▶ **Task brief**
Extract each record and reproduce it exactly.

Source data:
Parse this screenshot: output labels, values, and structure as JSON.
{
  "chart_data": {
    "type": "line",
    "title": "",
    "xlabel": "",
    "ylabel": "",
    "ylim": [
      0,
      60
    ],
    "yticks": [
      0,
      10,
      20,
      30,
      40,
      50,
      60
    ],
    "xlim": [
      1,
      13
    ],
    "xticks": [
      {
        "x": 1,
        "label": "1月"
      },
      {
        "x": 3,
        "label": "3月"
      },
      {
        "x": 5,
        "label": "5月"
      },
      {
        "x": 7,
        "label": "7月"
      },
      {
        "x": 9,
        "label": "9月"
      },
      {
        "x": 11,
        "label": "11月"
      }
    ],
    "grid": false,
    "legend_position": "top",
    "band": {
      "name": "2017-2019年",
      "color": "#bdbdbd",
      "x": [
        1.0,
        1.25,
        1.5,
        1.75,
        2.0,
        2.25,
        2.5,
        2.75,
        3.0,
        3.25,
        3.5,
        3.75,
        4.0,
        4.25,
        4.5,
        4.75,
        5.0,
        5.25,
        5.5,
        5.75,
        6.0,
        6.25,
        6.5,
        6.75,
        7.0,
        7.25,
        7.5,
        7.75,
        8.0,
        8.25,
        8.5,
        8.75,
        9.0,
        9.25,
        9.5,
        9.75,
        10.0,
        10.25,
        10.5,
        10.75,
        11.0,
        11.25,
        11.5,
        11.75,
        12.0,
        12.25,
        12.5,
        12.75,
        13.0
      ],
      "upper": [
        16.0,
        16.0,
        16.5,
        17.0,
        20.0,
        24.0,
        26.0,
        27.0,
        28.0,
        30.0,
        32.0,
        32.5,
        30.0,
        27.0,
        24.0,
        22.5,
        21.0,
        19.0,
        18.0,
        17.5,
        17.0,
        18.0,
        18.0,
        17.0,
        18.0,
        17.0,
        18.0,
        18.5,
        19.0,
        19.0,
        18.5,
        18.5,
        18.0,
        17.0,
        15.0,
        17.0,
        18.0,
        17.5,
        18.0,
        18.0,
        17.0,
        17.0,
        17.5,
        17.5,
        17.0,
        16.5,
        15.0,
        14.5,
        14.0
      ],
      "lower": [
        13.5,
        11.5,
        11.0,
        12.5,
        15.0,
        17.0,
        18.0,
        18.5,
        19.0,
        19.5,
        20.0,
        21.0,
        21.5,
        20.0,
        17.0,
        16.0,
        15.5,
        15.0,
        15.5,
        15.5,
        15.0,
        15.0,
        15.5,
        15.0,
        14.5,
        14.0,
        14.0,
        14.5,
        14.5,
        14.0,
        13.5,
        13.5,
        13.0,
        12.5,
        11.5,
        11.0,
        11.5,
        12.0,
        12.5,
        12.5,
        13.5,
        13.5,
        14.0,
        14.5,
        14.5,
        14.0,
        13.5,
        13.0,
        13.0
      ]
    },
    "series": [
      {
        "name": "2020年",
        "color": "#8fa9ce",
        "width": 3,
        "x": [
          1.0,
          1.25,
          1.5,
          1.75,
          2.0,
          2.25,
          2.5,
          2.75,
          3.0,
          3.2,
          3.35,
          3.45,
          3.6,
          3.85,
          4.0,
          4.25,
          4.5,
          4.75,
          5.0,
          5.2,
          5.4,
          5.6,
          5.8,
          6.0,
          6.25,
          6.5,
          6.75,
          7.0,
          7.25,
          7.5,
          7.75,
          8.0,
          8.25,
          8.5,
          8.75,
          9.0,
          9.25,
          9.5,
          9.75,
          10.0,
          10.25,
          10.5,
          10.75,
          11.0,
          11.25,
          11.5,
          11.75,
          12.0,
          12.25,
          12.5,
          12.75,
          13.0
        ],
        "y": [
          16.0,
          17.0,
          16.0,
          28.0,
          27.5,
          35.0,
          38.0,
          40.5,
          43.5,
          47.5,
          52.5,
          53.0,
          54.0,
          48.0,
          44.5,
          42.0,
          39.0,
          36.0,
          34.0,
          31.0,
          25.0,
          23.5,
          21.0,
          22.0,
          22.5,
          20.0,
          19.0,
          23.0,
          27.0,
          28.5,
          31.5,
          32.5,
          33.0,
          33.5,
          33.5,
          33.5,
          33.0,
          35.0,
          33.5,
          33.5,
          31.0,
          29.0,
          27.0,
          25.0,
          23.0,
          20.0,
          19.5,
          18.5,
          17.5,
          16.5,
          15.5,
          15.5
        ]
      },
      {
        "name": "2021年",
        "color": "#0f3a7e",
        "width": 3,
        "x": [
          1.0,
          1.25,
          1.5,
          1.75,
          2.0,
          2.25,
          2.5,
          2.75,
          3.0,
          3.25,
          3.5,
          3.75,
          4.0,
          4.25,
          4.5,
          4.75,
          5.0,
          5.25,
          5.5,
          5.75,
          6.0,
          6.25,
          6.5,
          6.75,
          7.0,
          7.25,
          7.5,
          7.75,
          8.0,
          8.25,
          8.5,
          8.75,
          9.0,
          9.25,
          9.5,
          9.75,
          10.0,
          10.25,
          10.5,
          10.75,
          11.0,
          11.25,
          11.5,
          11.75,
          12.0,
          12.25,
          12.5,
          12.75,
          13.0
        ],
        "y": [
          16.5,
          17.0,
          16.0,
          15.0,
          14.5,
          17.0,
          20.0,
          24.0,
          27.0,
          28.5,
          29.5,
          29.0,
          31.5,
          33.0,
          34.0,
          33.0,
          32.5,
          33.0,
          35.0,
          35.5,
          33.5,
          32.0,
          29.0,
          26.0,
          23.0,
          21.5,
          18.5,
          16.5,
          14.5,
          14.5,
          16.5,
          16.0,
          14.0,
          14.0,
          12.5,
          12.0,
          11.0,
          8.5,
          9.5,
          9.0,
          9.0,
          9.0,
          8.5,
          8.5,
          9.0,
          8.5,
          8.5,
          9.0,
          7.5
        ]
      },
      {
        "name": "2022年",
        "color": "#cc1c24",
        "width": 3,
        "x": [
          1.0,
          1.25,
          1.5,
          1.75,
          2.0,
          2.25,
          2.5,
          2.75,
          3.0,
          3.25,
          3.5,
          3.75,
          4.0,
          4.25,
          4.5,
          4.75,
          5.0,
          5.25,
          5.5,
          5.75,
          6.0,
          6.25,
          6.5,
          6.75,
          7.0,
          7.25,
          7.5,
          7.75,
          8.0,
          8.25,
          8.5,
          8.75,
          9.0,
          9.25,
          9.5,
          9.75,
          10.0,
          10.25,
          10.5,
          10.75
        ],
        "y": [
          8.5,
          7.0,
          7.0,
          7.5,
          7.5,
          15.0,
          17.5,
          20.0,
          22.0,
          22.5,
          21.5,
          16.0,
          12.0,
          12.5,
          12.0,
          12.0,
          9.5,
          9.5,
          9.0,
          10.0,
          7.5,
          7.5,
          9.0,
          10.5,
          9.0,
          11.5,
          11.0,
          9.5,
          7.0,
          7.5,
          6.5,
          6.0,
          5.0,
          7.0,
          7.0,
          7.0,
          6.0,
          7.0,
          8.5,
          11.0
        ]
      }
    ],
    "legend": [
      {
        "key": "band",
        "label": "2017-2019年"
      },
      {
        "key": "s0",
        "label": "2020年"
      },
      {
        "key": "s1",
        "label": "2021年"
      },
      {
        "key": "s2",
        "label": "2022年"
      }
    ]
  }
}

▶ **Output for this task**
Parse this screenshot: output labels, values, and structure as JSON.
{
  "chart_data": {
    "type": "line",
    "title": "",
    "xlabel": "",
    "ylabel": "",
    "ylim": [
      0,
      60
    ],
    "yticks": [
      0,
      10,
      20,
      30,
      40,
      50,
      60
    ],
    "xlim": [
      1,
      13
    ],
    "xticks": [
      {
        "x": 1,
        "label": "1月"
      },
      {
        "x": 3,
        "label": "3月"
      },
      {
        "x": 5,
        "label": "5月"
      },
      {
        "x": 7,
        "label": "7月"
      },
      {
        "x": 9,
        "label": "9月"
      },
      {
        "x": 11,
        "label": "11月"
      }
    ],
    "grid": false,
    "legend_position": "top",
    "band": {
      "name": "2017-2019年",
      "color": "#bdbdbd",
      "x": [
        1.0,
        1.25,
        1.5,
        1.75,
        2.0,
        2.25,
        2.5,
        2.75,
        3.0,
        3.25,
        3.5,
        3.75,
        4.0,
        4.25,
        4.5,
        4.75,
        5.0,
        5.25,
        5.5,
        5.75,
        6.0,
        6.25,
        6.5,
        6.75,
        7.0,
        7.25,
        7.5,
        7.75,
        8.0,
        8.25,
        8.5,
        8.75,
        9.0,
        9.25,
        9.5,
        9.75,
        10.0,
        10.25,
        10.5,
        10.75,
        11.0,
        11.25,
        11.5,
        11.75,
        12.0,
        12.25,
        12.5,
        12.75,
        13.0
      ],
      "upper": [
        16.0,
        16.0,
        16.5,
        17.0,
        20.0,
        24.0,
        26.0,
        27.0,
        28.0,
        30.0,
        32.0,
        32.5,
        30.0,
        27.0,
        24.0,
        22.5,
        21.0,
        19.0,
        18.0,
        17.5,
        17.0,
        18.0,
        18.0,
        17.0,
        18.0,
        17.0,
        18.0,
        18.5,
        19.0,
        19.0,
        18.5,
        18.5,
        18.0,
        17.0,
        15.0,
        17.0,
        18.0,
        17.5,
        18.0,
        18.0,
        17.0,
        17.0,
        17.5,
        17.5,
        17.0,
        16.5,
        15.0,
        14.5,
        14.0
      ],
      "lower": [
        13.5,
        11.5,
        11.0,
        12.5,
        15.0,
        17.0,
        18.0,
        18.5,
        19.0,
        19.5,
        20.0,
        21.0,
        21.5,
        20.0,
        17.0,
        16.0,
        15.5,
        15.0,
        15.5,
        15.5,
        15.0,
        15.0,
        15.5,
        15.0,
        14.5,
        14.0,
        14.0,
        14.5,
        14.5,
        14.0,
        13.5,
        13.5,
        13.0,
        12.5,
        11.5,
        11.0,
        11.5,
        12.0,
        12.5,
        12.5,
        13.5,
        13.5,
        14.0,
        14.5,
        14.5,
        14.0,
        13.5,
        13.0,
        13.0
      ]
    },
    "series": [
      {
        "name": "2020年",
        "color": "#8fa9ce",
        "width": 3,
        "x": [
          1.0,
          1.25,
          1.5,
          1.75,
          2.0,
          2.25,
          2.5,
          2.75,
          3.0,
          3.2,
          3.35,
          3.45,
          3.6,
          3.85,
          4.0,
          4.25,
          4.5,
          4.75,
          5.0,
          5.2,
          5.4,
          5.6,
          5.8,
          6.0,
          6.25,
          6.5,
          6.75,
          7.0,
          7.25,
          7.5,
          7.75,
          8.0,
          8.25,
          8.5,
          8.75,
          9.0,
          9.25,
          9.5,
          9.75,
          10.0,
          10.25,
          10.5,
          10.75,
          11.0,
          11.25,
          11.5,
          11.75,
          12.0,
          12.25,
          12.5,
          12.75,
          13.0
        ],
        "y": [
          16.0,
          17.0,
          16.0,
          28.0,
          27.5,
          35.0,
          38.0,
          40.5,
          43.5,
          47.5,
          52.5,
          53.0,
          54.0,
          48.0,
          44.5,
          42.0,
          39.0,
          36.0,
          34.0,
          31.0,
          25.0,
          23.5,
          21.0,
          22.0,
          22.5,
          20.0,
          19.0,
          23.0,
          27.0,
          28.5,
          31.5,
          32.5,
          33.0,
          33.5,
          33.5,
          33.5,
          33.0,
          35.0,
          33.5,
          33.5,
          31.0,
          29.0,
          27.0,
          25.0,
          23.0,
          20.0,
          19.5,
          18.5,
          17.5,
          16.5,
          15.5,
          15.5
        ]
      },
      {
        "name": "2021年",
        "color": "#0f3a7e",
        "width": 3,
        "x": [
          1.0,
          1.25,
          1.5,
          1.75,
          2.0,
          2.25,
          2.5,
          2.75,
          3.0,
          3.25,
          3.5,
          3.75,
          4.0,
          4.25,
          4.5,
          4.75,
          5.0,
          5.25,
          5.5,
          5.75,
          6.0,
          6.25,
          6.5,
          6.75,
          7.0,
          7.25,
          7.5,
          7.75,
          8.0,
          8.25,
          8.5,
          8.75,
          9.0,
          9.25,
          9.5,
          9.75,
          10.0,
          10.25,
          10.5,
          10.75,
          11.0,
          11.25,
          11.5,
          11.75,
          12.0,
          12.25,
          12.5,
          12.75,
          13.0
        ],
        "y": [
          16.5,
          17.0,
          16.0,
          15.0,
          14.5,
          17.0,
          20.0,
          24.0,
          27.0,
          28.5,
          29.5,
          29.0,
          31.5,
          33.0,
          34.0,
          33.0,
          32.5,
          33.0,
          35.0,
          35.5,
          33.5,
          32.0,
          29.0,
          26.0,
          23.0,
          21.5,
          18.5,
          16.5,
          14.5,
          14.5,
          16.5,
          16.0,
          14.0,
          14.0,
          12.5,
          12.0,
          11.0,
          8.5,
          9.5,
          9.0,
          9.0,
          9.0,
          8.5,
          8.5,
          9.0,
          8.5,
          8.5,
          9.0,
          7.5
        ]
      },
      {
        "name": "2022年",
        "color": "#cc1c24",
        "width": 3,
        "x": [
          1.0,
          1.25,
          1.5,
          1.75,
          2.0,
          2.25,
          2.5,
          2.75,
          3.0,
          3.25,
          3.5,
          3.75,
          4.0,
          4.25,
          4.5,
          4.75,
          5.0,
          5.25,
          5.5,
          5.75,
          6.0,
          6.25,
          6.5,
          6.75,
          7.0,
          7.25,
          7.5,
          7.75,
          8.0,
          8.25,
          8.5,
          8.75,
          9.0,
          9.25,
          9.5,
          9.75,
          10.0,
          10.25,
          10.5,
          10.75
        ],
        "y": [
          8.5,
          7.0,
          7.0,
          7.5,
          7.5,
          15.0,
          17.5,
          20.0,
          22.0,
          22.5,
          21.5,
          16.0,
          12.0,
          12.5,
          12.0,
          12.0,
          9.5,
          9.5,
          9.0,
          10.0,
          7.5,
          7.5,
          9.0,
          10.5,
          9.0,
          11.5,
          11.0,
          9.5,
          7.0,
          7.5,
          6.5,
          6.0,
          5.0,
          7.0,
          7.0,
          7.0,
          6.0,
          7.0,
          8.5,
          11.0
        ]
      }
    ],
    "legend": [
      {
        "key": "band",
        "label": "2017-2019年"
      },
      {
        "key": "s0",
        "label": "2020年"
      },
      {
        "key": "s1",
        "label": "2021年"
      },
      {
        "key": "s2",
        "label": "2022年"
      }
    ]
  }
}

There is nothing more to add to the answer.